- [Set exercise]
From the line containing "What text is on this page?" to the very last line, repeat everything exactly and add nothing else. Skip the pictures.

- [Records]
start

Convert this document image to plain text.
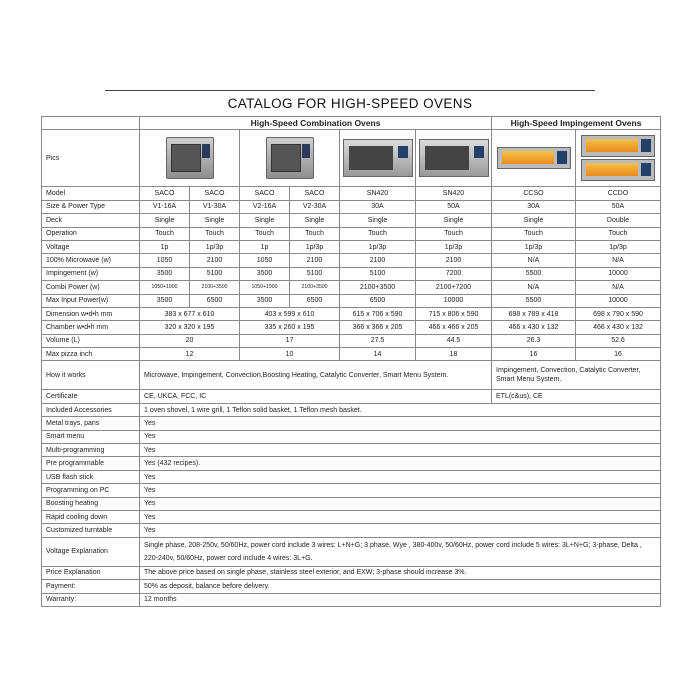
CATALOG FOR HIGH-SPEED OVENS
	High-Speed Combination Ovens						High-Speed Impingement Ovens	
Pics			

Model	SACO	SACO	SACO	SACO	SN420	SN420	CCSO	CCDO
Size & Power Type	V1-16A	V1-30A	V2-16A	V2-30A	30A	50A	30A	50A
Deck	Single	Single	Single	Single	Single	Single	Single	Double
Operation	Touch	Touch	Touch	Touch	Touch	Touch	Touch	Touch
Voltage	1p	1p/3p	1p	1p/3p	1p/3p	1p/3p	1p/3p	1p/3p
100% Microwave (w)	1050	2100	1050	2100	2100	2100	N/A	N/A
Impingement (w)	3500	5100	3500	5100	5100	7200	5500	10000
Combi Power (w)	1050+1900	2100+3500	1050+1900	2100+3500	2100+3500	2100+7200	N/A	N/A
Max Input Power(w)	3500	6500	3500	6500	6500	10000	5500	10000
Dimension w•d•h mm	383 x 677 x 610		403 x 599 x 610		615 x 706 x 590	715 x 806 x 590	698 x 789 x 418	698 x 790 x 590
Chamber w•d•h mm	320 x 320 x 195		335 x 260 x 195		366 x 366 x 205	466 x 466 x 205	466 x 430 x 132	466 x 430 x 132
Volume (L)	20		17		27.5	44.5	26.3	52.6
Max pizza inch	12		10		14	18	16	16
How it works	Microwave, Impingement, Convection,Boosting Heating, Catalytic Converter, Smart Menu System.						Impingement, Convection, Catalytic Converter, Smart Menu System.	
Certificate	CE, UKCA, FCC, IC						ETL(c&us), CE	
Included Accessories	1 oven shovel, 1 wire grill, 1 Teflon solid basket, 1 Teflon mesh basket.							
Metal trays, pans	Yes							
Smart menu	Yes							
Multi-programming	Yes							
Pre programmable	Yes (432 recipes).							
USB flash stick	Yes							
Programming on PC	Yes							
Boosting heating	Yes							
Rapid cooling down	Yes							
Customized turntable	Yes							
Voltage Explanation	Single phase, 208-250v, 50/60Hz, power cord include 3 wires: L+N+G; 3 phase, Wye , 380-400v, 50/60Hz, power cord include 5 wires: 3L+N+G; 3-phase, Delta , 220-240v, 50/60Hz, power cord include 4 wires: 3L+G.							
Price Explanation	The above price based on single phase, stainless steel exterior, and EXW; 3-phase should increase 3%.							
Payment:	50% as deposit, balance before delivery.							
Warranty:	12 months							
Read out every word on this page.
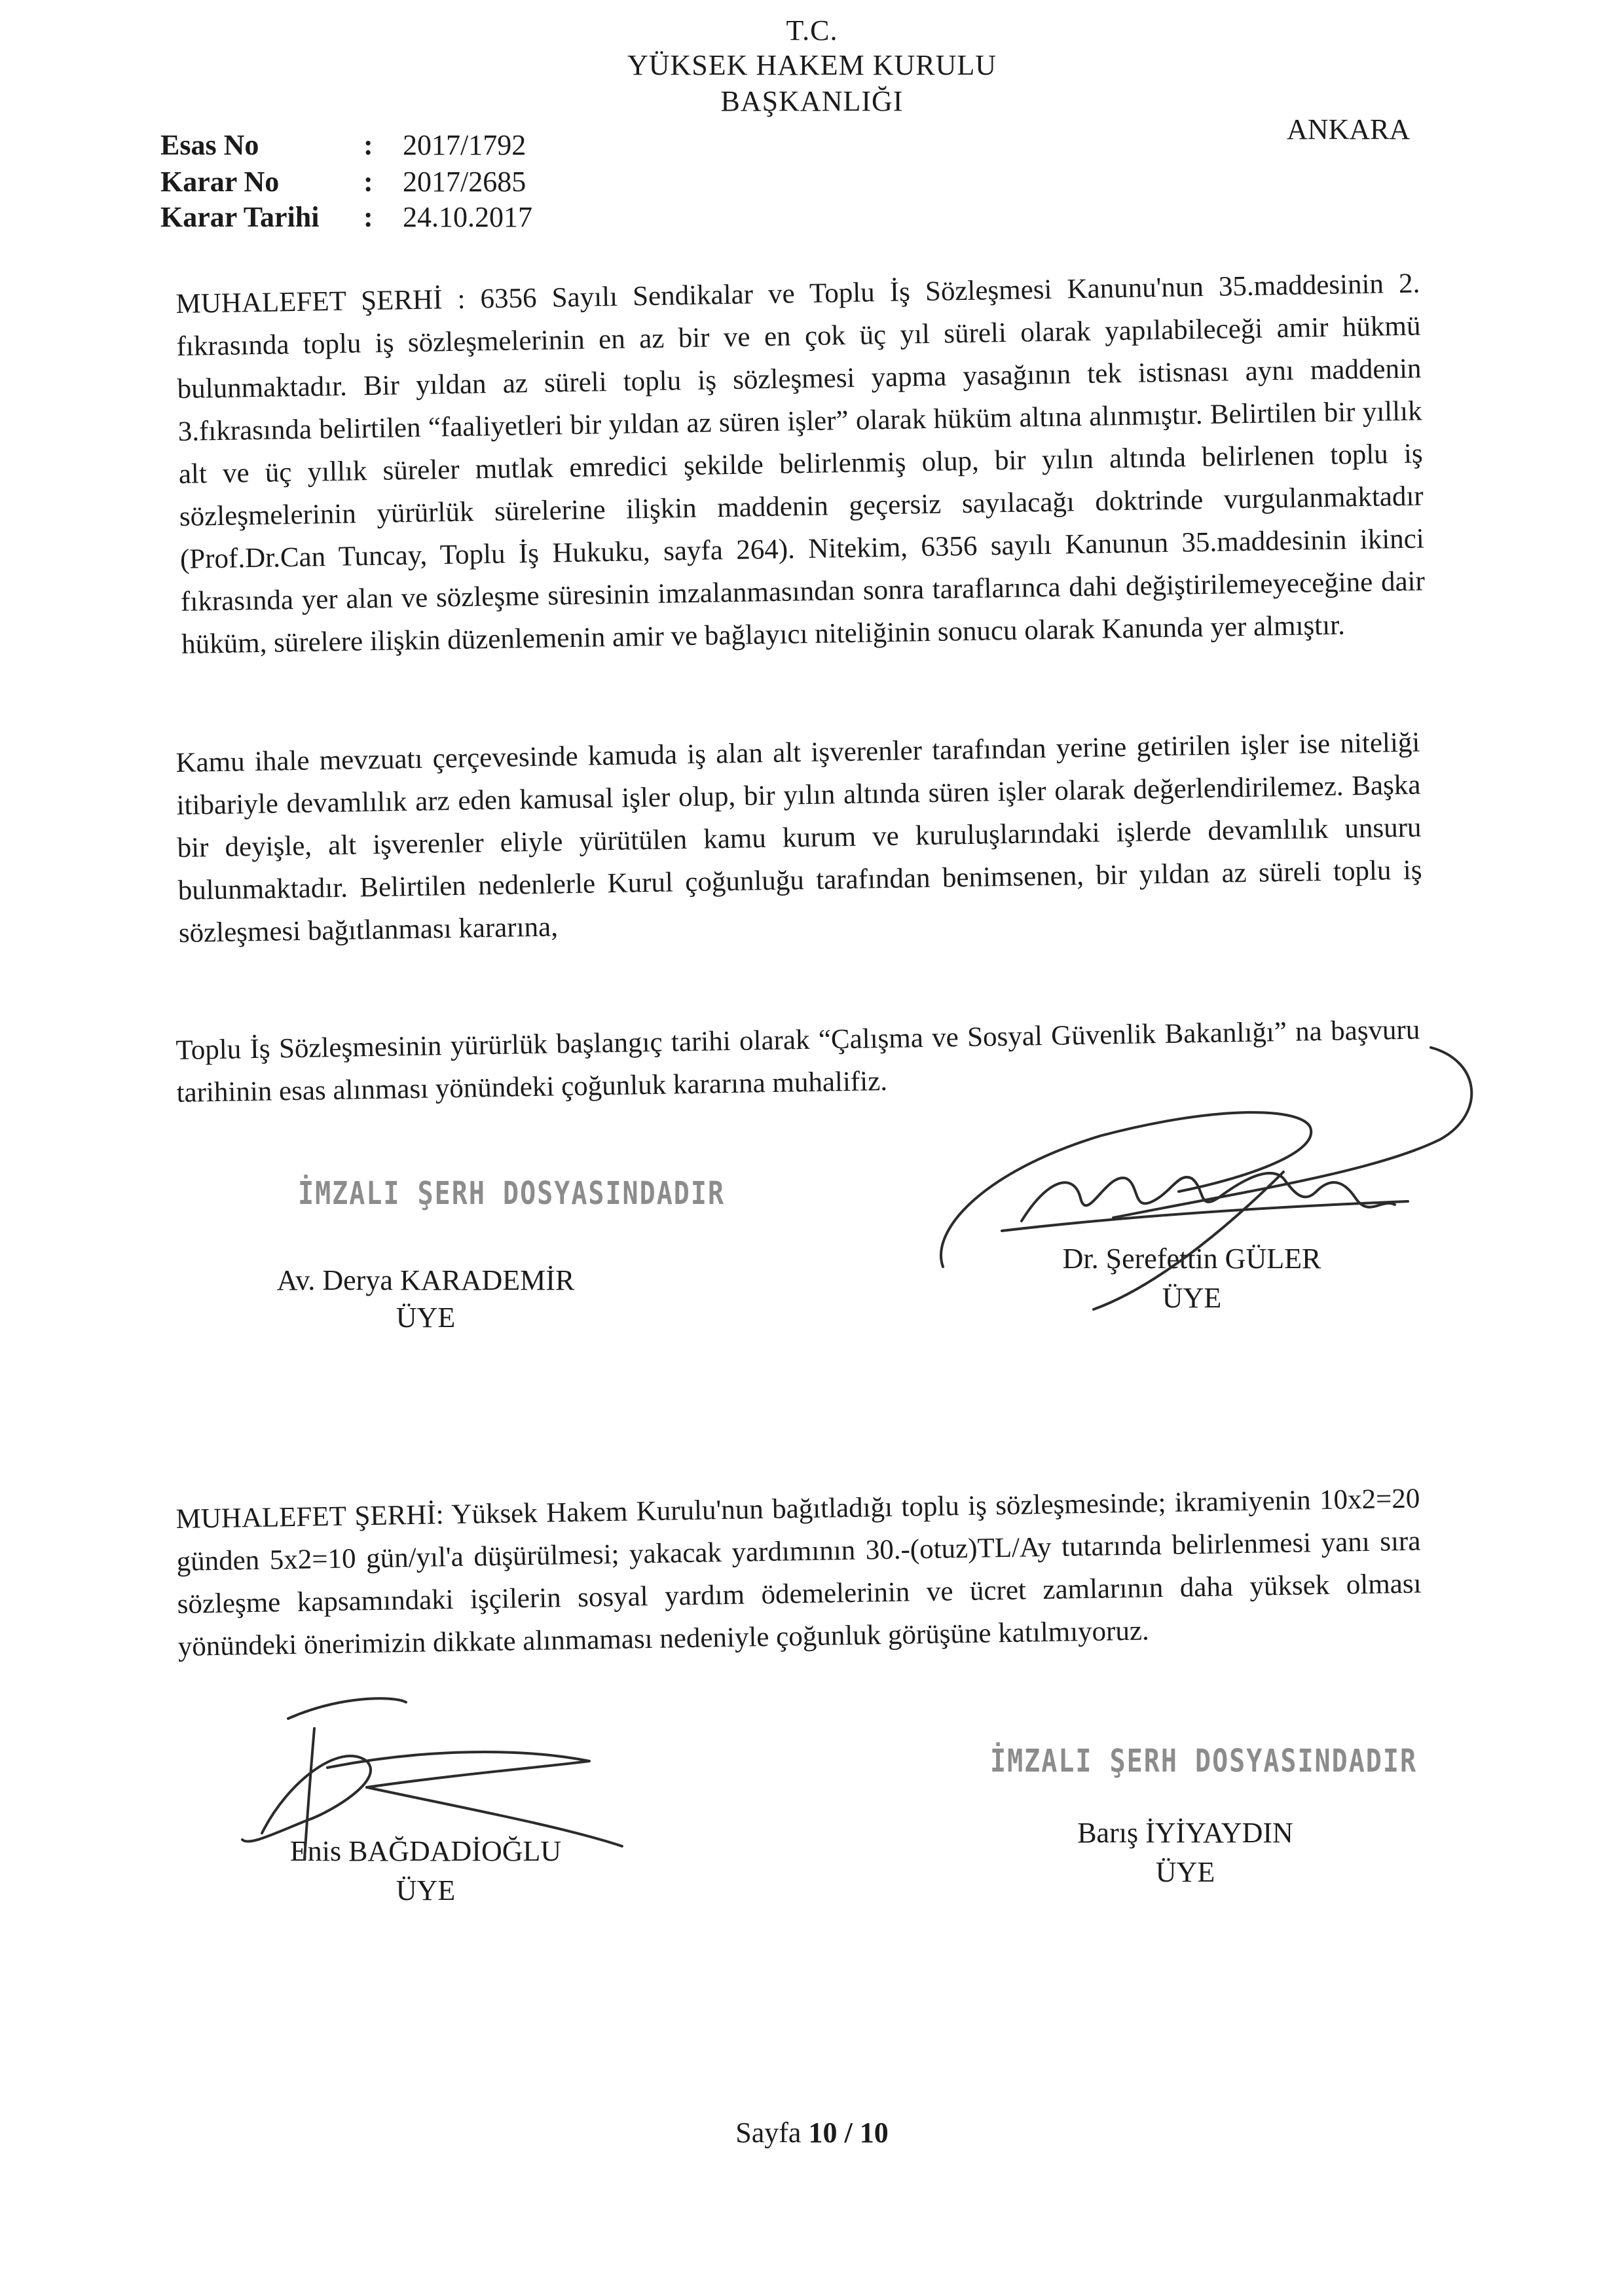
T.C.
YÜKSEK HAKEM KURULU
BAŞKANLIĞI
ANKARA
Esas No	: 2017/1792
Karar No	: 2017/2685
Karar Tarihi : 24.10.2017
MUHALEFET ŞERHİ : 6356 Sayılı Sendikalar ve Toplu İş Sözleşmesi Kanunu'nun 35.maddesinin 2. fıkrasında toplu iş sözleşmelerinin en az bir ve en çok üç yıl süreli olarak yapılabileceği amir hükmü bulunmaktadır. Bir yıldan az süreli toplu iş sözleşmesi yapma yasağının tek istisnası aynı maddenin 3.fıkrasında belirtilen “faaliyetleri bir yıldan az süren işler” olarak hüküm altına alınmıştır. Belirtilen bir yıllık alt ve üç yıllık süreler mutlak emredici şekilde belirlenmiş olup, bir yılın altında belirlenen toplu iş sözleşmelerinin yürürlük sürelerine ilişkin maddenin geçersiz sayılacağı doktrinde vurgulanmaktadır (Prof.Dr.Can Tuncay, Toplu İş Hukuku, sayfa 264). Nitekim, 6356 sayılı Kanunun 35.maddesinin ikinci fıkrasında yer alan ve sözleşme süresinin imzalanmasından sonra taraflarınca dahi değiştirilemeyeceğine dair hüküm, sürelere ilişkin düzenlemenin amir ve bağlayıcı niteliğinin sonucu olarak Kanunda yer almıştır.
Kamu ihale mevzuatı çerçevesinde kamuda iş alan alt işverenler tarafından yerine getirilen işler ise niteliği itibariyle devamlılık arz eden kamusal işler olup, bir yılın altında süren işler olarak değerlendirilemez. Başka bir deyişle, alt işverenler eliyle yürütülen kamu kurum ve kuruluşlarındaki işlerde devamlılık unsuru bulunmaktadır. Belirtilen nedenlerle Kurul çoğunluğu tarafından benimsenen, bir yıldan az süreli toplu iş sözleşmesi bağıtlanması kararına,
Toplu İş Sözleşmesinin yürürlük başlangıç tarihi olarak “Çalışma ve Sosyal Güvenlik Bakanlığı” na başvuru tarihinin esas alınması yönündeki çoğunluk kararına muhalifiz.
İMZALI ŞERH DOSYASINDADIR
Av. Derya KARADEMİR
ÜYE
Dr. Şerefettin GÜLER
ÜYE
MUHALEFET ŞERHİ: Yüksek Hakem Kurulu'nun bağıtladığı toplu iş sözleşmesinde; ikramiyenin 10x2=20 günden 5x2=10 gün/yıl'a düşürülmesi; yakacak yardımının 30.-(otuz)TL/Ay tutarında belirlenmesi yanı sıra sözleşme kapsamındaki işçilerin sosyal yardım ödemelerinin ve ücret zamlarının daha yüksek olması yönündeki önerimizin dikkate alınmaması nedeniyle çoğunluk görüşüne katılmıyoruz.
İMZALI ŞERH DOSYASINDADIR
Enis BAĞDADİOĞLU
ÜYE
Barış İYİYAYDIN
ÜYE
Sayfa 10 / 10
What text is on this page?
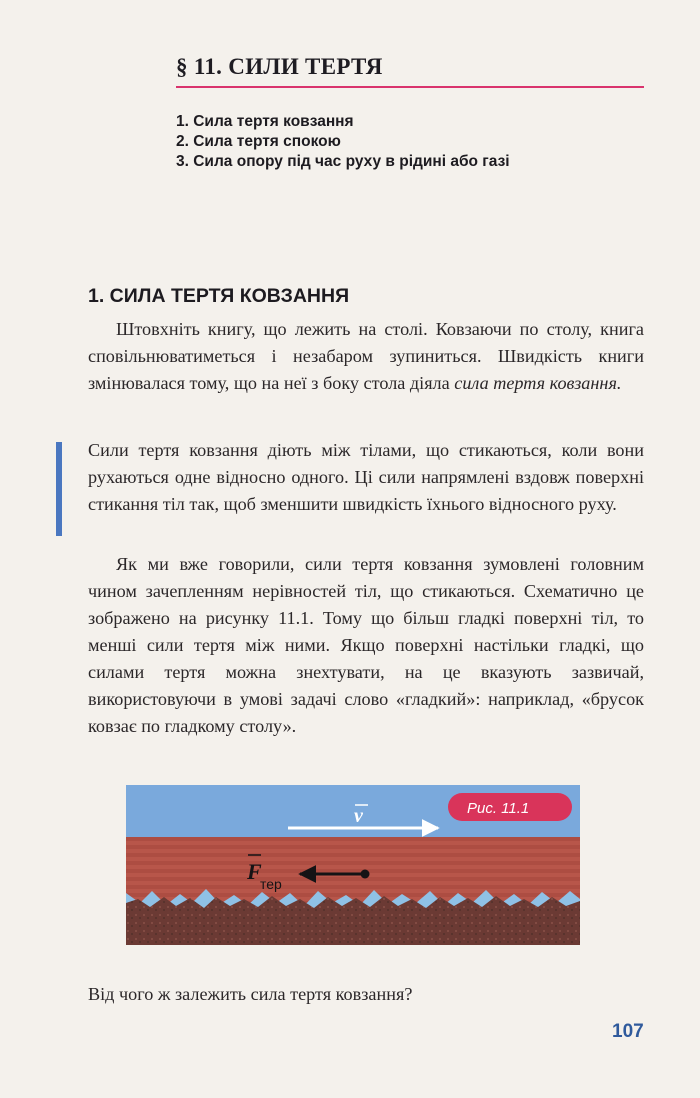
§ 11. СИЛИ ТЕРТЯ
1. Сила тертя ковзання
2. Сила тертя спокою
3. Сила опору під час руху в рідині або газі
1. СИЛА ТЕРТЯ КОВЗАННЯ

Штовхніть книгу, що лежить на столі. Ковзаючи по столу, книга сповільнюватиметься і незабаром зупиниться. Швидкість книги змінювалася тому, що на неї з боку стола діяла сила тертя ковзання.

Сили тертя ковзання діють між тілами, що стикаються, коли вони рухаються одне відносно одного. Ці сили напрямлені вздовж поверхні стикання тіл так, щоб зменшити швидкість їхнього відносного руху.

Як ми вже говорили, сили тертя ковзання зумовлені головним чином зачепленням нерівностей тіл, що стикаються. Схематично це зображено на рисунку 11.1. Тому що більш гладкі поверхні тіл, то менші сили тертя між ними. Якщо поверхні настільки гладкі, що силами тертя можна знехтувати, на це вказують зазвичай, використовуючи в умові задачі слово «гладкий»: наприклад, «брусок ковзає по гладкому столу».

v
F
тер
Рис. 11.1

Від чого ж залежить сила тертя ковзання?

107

end

- [Solution to the problem]
What text is on this page?
§ 11. СИЛИ ТЕРТЯ
1. Сила тертя ковзання
2. Сила тертя спокою
3. Сила опору під час руху в рідині або газі
1. СИЛА ТЕРТЯ КОВЗАННЯ

Штовхніть книгу, що лежить на столі. Ковзаючи по столу, книга сповільнюватиметься і незабаром зупиниться. Швидкість книги змінювалася тому, що на неї з боку стола діяла сила тертя ковзання.

Сили тертя ковзання діють між тілами, що стикаються, коли вони рухаються одне відносно одного. Ці сили напрямлені вздовж поверхні стикання тіл так, щоб зменшити швидкість їхнього відносного руху.

Як ми вже говорили, сили тертя ковзання зумовлені головним чином зачепленням нерівностей тіл, що стикаються. Схематично це зображено на рисунку 11.1. Тому що більш гладкі поверхні тіл, то менші сили тертя між ними. Якщо поверхні настільки гладкі, що силами тертя можна знехтувати, на це вказують зазвичай, використовуючи в умові задачі слово «гладкий»: наприклад, «брусок ковзає по гладкому столу».

v
F
тер
Рис. 11.1

Від чого ж залежить сила тертя ковзання?

107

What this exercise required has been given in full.